Records about charts and figures:
::::::::::
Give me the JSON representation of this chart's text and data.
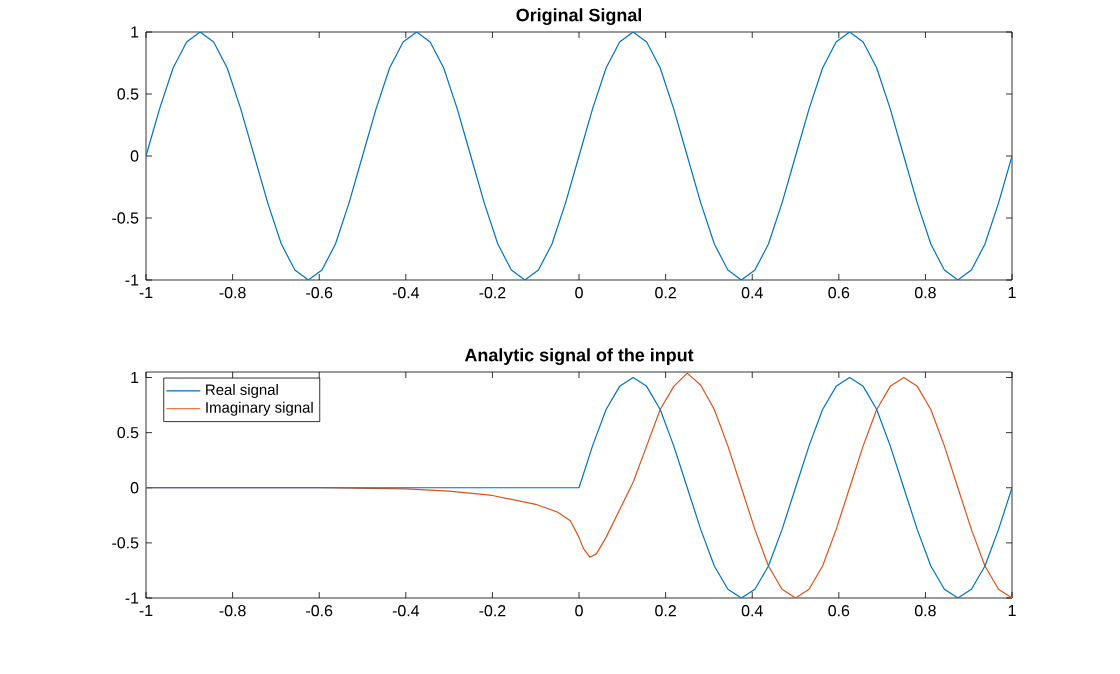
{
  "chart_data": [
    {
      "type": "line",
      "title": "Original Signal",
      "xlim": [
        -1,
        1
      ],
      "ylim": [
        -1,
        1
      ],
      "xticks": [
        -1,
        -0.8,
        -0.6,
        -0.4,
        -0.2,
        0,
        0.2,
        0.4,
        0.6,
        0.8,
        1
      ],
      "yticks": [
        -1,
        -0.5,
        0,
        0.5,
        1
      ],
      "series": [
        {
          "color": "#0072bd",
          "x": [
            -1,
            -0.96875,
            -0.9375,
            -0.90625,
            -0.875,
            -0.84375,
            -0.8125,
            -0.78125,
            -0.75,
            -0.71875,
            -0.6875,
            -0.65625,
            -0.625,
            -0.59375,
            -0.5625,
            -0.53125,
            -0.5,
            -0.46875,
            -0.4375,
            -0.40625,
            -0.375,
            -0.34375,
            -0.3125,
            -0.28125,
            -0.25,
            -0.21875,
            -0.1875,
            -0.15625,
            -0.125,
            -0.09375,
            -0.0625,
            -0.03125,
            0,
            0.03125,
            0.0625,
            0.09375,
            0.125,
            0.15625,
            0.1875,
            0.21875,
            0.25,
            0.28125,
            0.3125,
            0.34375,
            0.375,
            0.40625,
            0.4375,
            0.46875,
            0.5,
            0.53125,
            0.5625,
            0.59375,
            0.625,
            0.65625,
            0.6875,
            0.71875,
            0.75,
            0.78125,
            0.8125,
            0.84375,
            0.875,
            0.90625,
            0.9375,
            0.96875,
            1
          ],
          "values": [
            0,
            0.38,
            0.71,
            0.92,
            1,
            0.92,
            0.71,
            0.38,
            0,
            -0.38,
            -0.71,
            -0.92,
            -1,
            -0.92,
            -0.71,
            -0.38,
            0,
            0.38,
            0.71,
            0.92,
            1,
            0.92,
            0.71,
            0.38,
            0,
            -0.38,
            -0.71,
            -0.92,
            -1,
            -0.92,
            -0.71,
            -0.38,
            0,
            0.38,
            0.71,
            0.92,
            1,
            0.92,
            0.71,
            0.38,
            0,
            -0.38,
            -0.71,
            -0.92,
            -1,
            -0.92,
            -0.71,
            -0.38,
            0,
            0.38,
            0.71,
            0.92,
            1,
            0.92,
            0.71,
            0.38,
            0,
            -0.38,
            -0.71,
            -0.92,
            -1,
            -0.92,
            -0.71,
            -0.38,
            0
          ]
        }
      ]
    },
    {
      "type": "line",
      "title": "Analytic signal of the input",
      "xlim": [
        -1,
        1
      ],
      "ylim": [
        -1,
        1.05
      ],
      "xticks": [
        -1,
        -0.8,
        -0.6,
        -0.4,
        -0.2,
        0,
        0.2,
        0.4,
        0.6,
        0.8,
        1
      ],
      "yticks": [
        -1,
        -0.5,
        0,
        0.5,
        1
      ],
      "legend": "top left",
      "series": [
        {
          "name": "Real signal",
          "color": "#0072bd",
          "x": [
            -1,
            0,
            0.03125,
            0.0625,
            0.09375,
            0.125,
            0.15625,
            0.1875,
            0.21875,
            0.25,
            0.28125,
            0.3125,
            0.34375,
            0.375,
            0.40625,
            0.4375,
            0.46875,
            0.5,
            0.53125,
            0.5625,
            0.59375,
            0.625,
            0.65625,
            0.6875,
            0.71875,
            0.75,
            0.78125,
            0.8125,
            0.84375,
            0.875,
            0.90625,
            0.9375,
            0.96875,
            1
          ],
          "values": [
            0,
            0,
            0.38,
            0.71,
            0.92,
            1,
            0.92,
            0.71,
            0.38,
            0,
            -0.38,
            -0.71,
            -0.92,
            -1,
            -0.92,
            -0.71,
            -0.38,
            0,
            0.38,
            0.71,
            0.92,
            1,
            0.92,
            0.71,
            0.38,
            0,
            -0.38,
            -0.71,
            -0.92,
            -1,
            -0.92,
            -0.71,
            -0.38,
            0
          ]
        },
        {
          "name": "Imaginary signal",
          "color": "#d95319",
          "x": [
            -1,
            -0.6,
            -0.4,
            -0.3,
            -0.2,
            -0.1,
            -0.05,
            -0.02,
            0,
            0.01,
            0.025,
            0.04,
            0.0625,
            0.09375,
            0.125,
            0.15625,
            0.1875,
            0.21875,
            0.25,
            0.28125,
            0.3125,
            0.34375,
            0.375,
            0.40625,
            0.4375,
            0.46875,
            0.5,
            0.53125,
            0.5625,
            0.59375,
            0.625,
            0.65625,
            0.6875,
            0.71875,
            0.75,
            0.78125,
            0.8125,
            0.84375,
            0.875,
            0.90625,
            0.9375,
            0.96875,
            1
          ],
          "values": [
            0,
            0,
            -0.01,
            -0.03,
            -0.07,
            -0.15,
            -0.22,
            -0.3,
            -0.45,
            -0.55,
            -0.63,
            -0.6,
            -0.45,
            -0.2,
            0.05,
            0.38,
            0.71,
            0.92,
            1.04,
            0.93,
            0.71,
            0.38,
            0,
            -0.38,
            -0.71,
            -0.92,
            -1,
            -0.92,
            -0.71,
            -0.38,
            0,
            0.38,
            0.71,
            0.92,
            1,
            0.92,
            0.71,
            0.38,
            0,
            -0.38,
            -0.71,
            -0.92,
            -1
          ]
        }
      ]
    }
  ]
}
::::::::::
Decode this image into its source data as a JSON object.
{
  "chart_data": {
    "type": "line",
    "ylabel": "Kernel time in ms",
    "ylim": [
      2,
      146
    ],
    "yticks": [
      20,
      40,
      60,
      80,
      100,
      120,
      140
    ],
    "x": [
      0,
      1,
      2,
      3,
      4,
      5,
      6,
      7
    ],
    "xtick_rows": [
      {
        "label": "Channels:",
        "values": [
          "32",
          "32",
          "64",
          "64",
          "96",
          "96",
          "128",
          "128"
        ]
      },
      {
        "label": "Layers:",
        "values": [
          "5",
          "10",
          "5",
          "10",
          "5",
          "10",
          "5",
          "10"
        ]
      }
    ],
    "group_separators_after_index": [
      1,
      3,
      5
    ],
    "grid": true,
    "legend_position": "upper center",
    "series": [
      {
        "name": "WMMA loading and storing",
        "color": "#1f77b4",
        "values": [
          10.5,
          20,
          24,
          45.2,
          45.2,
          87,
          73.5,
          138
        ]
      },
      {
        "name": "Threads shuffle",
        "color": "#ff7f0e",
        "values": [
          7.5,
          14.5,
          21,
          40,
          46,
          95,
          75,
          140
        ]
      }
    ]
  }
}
::::::::::
WHAT THE EXERCISE ASKS:
Show every line from the listing above in which the string "name" appears.

EXERCISE OUTPUT:
          "name": "Real signal",
          "name": "Imaginary signal",
        "name": "WMMA loading and storing",
        "name": "Threads shuffle",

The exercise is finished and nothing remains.